Stated goal:
Every line below should be repeated exactly.

Records shown start

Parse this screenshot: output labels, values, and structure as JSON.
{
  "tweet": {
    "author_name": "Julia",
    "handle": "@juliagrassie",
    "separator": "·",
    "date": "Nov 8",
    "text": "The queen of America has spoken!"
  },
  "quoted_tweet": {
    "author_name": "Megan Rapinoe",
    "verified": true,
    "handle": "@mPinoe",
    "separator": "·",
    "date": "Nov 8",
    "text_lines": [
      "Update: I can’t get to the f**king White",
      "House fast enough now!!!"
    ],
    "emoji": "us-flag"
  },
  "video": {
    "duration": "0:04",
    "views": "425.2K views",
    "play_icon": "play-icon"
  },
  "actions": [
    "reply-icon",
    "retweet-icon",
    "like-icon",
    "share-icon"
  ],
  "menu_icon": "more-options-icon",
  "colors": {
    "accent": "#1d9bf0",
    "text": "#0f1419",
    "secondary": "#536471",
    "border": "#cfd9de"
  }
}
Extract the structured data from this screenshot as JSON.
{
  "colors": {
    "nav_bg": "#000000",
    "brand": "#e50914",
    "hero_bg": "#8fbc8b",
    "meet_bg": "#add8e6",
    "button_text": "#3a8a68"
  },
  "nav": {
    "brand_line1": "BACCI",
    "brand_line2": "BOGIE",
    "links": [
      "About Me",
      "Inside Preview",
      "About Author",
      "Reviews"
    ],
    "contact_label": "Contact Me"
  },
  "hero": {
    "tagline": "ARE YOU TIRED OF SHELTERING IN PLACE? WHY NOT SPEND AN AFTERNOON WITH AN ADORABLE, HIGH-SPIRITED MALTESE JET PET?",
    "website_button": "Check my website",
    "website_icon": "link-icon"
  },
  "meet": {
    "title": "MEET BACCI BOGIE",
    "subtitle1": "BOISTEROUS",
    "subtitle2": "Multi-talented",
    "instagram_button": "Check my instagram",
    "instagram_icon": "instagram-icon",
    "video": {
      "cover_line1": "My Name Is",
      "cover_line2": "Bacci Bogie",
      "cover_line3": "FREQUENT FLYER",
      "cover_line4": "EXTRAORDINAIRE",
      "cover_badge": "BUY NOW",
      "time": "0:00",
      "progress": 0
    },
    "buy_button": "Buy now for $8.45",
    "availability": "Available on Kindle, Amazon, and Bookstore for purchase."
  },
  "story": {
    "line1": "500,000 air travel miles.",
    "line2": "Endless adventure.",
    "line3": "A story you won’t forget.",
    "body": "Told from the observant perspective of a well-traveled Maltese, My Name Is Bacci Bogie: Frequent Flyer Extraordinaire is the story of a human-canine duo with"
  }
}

Records shown end

Solution:
Parse this screenshot: output labels, values, and structure as JSON.
{
  "tweet": {
    "author_name": "Julia",
    "handle": "@juliagrassie",
    "separator": "·",
    "date": "Nov 8",
    "text": "The queen of America has spoken!"
  },
  "quoted_tweet": {
    "author_name": "Megan Rapinoe",
    "verified": true,
    "handle": "@mPinoe",
    "separator": "·",
    "date": "Nov 8",
    "text_lines": [
      "Update: I can’t get to the f**king White",
      "House fast enough now!!!"
    ],
    "emoji": "us-flag"
  },
  "video": {
    "duration": "0:04",
    "views": "425.2K views",
    "play_icon": "play-icon"
  },
  "actions": [
    "reply-icon",
    "retweet-icon",
    "like-icon",
    "share-icon"
  ],
  "menu_icon": "more-options-icon",
  "colors": {
    "accent": "#1d9bf0",
    "text": "#0f1419",
    "secondary": "#536471",
    "border": "#cfd9de"
  }
}
Extract the structured data from this screenshot as JSON.
{
  "colors": {
    "nav_bg": "#000000",
    "brand": "#e50914",
    "hero_bg": "#8fbc8b",
    "meet_bg": "#add8e6",
    "button_text": "#3a8a68"
  },
  "nav": {
    "brand_line1": "BACCI",
    "brand_line2": "BOGIE",
    "links": [
      "About Me",
      "Inside Preview",
      "About Author",
      "Reviews"
    ],
    "contact_label": "Contact Me"
  },
  "hero": {
    "tagline": "ARE YOU TIRED OF SHELTERING IN PLACE? WHY NOT SPEND AN AFTERNOON WITH AN ADORABLE, HIGH-SPIRITED MALTESE JET PET?",
    "website_button": "Check my website",
    "website_icon": "link-icon"
  },
  "meet": {
    "title": "MEET BACCI BOGIE",
    "subtitle1": "BOISTEROUS",
    "subtitle2": "Multi-talented",
    "instagram_button": "Check my instagram",
    "instagram_icon": "instagram-icon",
    "video": {
      "cover_line1": "My Name Is",
      "cover_line2": "Bacci Bogie",
      "cover_line3": "FREQUENT FLYER",
      "cover_line4": "EXTRAORDINAIRE",
      "cover_badge": "BUY NOW",
      "time": "0:00",
      "progress": 0
    },
    "buy_button": "Buy now for $8.45",
    "availability": "Available on Kindle, Amazon, and Bookstore for purchase."
  },
  "story": {
    "line1": "500,000 air travel miles.",
    "line2": "Endless adventure.",
    "line3": "A story you won’t forget.",
    "body": "Told from the observant perspective of a well-traveled Maltese, My Name Is Bacci Bogie: Frequent Flyer Extraordinaire is the story of a human-canine duo with"
  }
}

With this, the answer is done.